DIRECTION
Report how many lines of the following entries include the string "screenshot"; respond with the number alone.

RECORDS TO PROCESS
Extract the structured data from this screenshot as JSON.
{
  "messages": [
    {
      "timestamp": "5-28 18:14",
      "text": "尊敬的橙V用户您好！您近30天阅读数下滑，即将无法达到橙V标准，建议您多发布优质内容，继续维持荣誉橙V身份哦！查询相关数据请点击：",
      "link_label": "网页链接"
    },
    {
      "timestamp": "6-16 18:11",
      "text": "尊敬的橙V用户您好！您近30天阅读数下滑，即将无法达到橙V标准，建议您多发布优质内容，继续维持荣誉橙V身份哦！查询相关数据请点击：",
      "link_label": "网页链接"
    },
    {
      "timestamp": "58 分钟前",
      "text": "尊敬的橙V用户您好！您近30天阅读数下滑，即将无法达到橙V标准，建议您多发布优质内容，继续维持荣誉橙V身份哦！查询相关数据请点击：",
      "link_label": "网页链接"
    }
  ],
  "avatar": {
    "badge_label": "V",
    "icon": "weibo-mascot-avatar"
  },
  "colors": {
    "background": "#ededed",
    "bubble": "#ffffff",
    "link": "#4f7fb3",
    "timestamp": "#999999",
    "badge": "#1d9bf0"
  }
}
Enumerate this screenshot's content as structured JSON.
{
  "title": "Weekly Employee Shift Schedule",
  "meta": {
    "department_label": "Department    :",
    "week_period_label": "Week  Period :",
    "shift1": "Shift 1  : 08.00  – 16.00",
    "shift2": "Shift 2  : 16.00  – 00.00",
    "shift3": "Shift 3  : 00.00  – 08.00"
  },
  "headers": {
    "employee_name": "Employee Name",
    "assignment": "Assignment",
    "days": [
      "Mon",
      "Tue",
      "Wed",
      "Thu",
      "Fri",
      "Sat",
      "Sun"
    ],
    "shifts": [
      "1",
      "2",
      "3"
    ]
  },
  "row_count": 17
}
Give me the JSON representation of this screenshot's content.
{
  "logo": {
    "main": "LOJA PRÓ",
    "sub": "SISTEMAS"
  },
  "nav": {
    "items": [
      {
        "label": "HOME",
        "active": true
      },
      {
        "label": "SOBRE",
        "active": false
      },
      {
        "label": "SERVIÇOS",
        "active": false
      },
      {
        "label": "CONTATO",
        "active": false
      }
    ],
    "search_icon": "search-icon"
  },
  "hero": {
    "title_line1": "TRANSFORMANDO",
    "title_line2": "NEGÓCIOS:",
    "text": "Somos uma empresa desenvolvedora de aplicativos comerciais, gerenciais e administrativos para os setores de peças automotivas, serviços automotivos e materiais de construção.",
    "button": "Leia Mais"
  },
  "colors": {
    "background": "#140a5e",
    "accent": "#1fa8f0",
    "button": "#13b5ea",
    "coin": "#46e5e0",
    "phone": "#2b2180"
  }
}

EXPECTED ANSWER
3